··· Listed records ···

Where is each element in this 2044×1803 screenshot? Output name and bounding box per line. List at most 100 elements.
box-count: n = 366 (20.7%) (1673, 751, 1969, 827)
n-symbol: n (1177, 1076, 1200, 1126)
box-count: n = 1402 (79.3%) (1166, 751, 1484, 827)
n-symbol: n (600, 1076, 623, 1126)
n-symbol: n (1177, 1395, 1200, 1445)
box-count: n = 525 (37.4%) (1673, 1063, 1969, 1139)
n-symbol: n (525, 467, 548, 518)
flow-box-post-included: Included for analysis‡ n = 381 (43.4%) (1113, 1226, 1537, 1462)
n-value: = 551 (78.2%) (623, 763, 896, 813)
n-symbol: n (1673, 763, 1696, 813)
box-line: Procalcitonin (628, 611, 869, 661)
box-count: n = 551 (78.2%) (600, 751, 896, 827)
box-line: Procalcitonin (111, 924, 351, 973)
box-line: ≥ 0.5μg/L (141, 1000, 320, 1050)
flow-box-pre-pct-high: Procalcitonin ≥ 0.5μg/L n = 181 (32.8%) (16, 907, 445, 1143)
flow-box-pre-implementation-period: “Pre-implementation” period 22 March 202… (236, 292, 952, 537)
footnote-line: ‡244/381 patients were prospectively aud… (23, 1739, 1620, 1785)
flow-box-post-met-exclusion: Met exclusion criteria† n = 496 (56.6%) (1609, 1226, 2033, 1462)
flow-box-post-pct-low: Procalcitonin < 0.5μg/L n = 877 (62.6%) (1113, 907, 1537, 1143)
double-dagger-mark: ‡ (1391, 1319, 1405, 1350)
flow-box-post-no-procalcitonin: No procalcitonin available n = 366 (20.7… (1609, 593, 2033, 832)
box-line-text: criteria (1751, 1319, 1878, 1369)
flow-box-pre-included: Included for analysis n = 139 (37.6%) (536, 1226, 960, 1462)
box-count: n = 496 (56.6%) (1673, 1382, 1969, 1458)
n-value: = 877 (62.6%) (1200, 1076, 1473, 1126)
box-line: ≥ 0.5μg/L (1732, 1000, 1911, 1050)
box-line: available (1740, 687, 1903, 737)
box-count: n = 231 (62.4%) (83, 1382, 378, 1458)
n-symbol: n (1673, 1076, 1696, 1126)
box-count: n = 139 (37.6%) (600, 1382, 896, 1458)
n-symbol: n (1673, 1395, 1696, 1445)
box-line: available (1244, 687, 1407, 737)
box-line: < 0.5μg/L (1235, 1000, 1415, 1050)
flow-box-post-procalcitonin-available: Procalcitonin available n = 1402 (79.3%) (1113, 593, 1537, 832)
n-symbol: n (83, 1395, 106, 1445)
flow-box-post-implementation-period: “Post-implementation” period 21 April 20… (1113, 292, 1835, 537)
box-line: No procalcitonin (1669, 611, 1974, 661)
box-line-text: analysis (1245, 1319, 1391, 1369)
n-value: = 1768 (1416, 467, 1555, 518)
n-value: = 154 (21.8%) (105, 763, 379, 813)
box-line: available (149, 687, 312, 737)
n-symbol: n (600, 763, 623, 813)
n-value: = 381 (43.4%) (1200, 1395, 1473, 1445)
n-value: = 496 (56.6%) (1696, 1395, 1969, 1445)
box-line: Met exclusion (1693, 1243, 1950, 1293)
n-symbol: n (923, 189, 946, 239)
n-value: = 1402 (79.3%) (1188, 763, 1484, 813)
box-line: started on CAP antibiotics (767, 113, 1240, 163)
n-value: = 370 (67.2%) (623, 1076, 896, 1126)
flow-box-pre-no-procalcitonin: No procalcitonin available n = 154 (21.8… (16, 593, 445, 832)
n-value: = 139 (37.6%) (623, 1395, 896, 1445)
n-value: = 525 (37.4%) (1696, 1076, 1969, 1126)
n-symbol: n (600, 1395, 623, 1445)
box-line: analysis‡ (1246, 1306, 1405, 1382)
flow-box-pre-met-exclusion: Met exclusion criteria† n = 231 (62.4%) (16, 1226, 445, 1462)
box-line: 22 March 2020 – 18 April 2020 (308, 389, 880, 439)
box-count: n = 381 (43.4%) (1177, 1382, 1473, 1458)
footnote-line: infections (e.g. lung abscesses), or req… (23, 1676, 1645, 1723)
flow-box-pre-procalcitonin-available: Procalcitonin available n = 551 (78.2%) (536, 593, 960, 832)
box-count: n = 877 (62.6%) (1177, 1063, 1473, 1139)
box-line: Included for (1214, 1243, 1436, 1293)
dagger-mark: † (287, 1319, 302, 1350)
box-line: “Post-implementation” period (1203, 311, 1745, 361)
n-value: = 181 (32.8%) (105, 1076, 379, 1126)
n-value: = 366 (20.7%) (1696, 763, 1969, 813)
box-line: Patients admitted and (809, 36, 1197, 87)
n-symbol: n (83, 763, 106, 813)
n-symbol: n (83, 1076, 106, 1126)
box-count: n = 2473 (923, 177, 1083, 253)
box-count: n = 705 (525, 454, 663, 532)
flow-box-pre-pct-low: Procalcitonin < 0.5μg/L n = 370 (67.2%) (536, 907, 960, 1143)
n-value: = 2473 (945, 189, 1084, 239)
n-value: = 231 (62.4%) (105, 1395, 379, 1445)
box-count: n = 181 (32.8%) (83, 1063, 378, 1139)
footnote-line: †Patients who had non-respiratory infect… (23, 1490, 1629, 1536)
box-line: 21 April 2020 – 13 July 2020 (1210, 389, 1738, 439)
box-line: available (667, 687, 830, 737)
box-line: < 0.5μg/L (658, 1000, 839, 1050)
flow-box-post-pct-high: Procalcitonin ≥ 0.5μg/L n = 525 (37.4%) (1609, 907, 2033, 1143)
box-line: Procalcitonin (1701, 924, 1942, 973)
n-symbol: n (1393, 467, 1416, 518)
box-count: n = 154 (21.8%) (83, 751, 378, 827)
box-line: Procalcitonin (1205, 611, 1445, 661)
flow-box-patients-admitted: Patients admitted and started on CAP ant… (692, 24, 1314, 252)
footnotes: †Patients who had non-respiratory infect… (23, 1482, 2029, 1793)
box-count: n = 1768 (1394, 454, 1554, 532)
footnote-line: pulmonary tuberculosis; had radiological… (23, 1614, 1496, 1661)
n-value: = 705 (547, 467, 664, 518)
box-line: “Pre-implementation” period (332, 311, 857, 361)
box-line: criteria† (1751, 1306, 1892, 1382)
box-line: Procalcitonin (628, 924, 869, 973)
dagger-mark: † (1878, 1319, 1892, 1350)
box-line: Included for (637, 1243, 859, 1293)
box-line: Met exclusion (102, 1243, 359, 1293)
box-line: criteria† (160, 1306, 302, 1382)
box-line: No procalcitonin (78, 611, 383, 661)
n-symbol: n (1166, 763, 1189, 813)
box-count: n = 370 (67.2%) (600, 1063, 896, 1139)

···

-- Task to carry out --
Every line above must be reproduced exactly as it stands.

-- Reply --
Where is each element in this 2044×1803 screenshot? Output name and bounding box per line. List at most 100 elements.
box-count: n = 366 (20.7%) (1673, 751, 1969, 827)
n-symbol: n (1177, 1076, 1200, 1126)
box-count: n = 1402 (79.3%) (1166, 751, 1484, 827)
n-symbol: n (600, 1076, 623, 1126)
n-symbol: n (1177, 1395, 1200, 1445)
box-count: n = 525 (37.4%) (1673, 1063, 1969, 1139)
n-symbol: n (525, 467, 548, 518)
flow-box-post-included: Included for analysis‡ n = 381 (43.4%) (1113, 1226, 1537, 1462)
n-value: = 551 (78.2%) (623, 763, 896, 813)
n-symbol: n (1673, 763, 1696, 813)
box-line: Procalcitonin (628, 611, 869, 661)
box-count: n = 551 (78.2%) (600, 751, 896, 827)
box-line: Procalcitonin (111, 924, 351, 973)
box-line: ≥ 0.5μg/L (141, 1000, 320, 1050)
flow-box-pre-pct-high: Procalcitonin ≥ 0.5μg/L n = 181 (32.8%) (16, 907, 445, 1143)
flow-box-pre-implementation-period: “Pre-implementation” period 22 March 202… (236, 292, 952, 537)
footnote-line: ‡244/381 patients were prospectively aud… (23, 1739, 1620, 1785)
flow-box-post-met-exclusion: Met exclusion criteria† n = 496 (56.6%) (1609, 1226, 2033, 1462)
flow-box-post-pct-low: Procalcitonin < 0.5μg/L n = 877 (62.6%) (1113, 907, 1537, 1143)
double-dagger-mark: ‡ (1391, 1319, 1405, 1350)
flow-box-post-no-procalcitonin: No procalcitonin available n = 366 (20.7… (1609, 593, 2033, 832)
box-line-text: criteria (1751, 1319, 1878, 1369)
flow-box-pre-included: Included for analysis n = 139 (37.6%) (536, 1226, 960, 1462)
box-count: n = 496 (56.6%) (1673, 1382, 1969, 1458)
n-value: = 877 (62.6%) (1200, 1076, 1473, 1126)
box-line: ≥ 0.5μg/L (1732, 1000, 1911, 1050)
box-line: available (1740, 687, 1903, 737)
box-count: n = 231 (62.4%) (83, 1382, 378, 1458)
n-symbol: n (1673, 1076, 1696, 1126)
box-count: n = 139 (37.6%) (600, 1382, 896, 1458)
n-symbol: n (1673, 1395, 1696, 1445)
box-line: available (1244, 687, 1407, 737)
box-line: < 0.5μg/L (1235, 1000, 1415, 1050)
flow-box-post-procalcitonin-available: Procalcitonin available n = 1402 (79.3%) (1113, 593, 1537, 832)
n-symbol: n (83, 1395, 106, 1445)
flow-box-post-implementation-period: “Post-implementation” period 21 April 20… (1113, 292, 1835, 537)
box-line: No procalcitonin (1669, 611, 1974, 661)
box-line-text: analysis (1245, 1319, 1391, 1369)
n-value: = 1768 (1416, 467, 1555, 518)
n-value: = 154 (21.8%) (105, 763, 379, 813)
box-line: available (149, 687, 312, 737)
n-symbol: n (600, 763, 623, 813)
n-value: = 381 (43.4%) (1200, 1395, 1473, 1445)
n-value: = 496 (56.6%) (1696, 1395, 1969, 1445)
box-line: Met exclusion (1693, 1243, 1950, 1293)
n-symbol: n (923, 189, 946, 239)
n-value: = 1402 (79.3%) (1188, 763, 1484, 813)
box-line: started on CAP antibiotics (767, 113, 1240, 163)
n-value: = 370 (67.2%) (623, 1076, 896, 1126)
flow-box-pre-no-procalcitonin: No procalcitonin available n = 154 (21.8… (16, 593, 445, 832)
n-value: = 139 (37.6%) (623, 1395, 896, 1445)
n-value: = 525 (37.4%) (1696, 1076, 1969, 1126)
n-symbol: n (600, 1395, 623, 1445)
box-line: analysis‡ (1246, 1306, 1405, 1382)
flow-box-pre-met-exclusion: Met exclusion criteria† n = 231 (62.4%) (16, 1226, 445, 1462)
box-line: 22 March 2020 – 18 April 2020 (308, 389, 880, 439)
box-count: n = 381 (43.4%) (1177, 1382, 1473, 1458)
footnote-line: infections (e.g. lung abscesses), or req… (23, 1676, 1645, 1723)
flow-box-pre-procalcitonin-available: Procalcitonin available n = 551 (78.2%) (536, 593, 960, 832)
box-count: n = 877 (62.6%) (1177, 1063, 1473, 1139)
box-line: Included for (1214, 1243, 1436, 1293)
dagger-mark: † (287, 1319, 302, 1350)
box-line: “Post-implementation” period (1203, 311, 1745, 361)
n-value: = 181 (32.8%) (105, 1076, 379, 1126)
n-value: = 366 (20.7%) (1696, 763, 1969, 813)
box-line: Patients admitted and (809, 36, 1197, 87)
n-symbol: n (83, 763, 106, 813)
n-symbol: n (83, 1076, 106, 1126)
box-count: n = 2473 (923, 177, 1083, 253)
box-count: n = 705 (525, 454, 663, 532)
flow-box-pre-pct-low: Procalcitonin < 0.5μg/L n = 370 (67.2%) (536, 907, 960, 1143)
n-value: = 2473 (945, 189, 1084, 239)
n-value: = 231 (62.4%) (105, 1395, 379, 1445)
box-count: n = 181 (32.8%) (83, 1063, 378, 1139)
footnote-line: †Patients who had non-respiratory infect… (23, 1490, 1629, 1536)
box-line: 21 April 2020 – 13 July 2020 (1210, 389, 1738, 439)
box-line: available (667, 687, 830, 737)
box-line: < 0.5μg/L (658, 1000, 839, 1050)
flow-box-post-pct-high: Procalcitonin ≥ 0.5μg/L n = 525 (37.4%) (1609, 907, 2033, 1143)
box-line: Procalcitonin (1701, 924, 1942, 973)
n-symbol: n (1393, 467, 1416, 518)
box-count: n = 154 (21.8%) (83, 751, 378, 827)
box-line: Procalcitonin (1205, 611, 1445, 661)
flow-box-patients-admitted: Patients admitted and started on CAP ant… (692, 24, 1314, 252)
footnotes: †Patients who had non-respiratory infect… (23, 1482, 2029, 1793)
box-count: n = 1768 (1394, 454, 1554, 532)
footnote-line: pulmonary tuberculosis; had radiological… (23, 1614, 1496, 1661)
n-value: = 705 (547, 467, 664, 518)
box-line: “Pre-implementation” period (332, 311, 857, 361)
box-line: criteria† (1751, 1306, 1892, 1382)
box-line: Procalcitonin (628, 924, 869, 973)
dagger-mark: † (1878, 1319, 1892, 1350)
box-line: Included for (637, 1243, 859, 1293)
box-line: Met exclusion (102, 1243, 359, 1293)
box-line: criteria† (160, 1306, 302, 1382)
box-line: No procalcitonin (78, 611, 383, 661)
n-symbol: n (1166, 763, 1189, 813)
box-count: n = 370 (67.2%) (600, 1063, 896, 1139)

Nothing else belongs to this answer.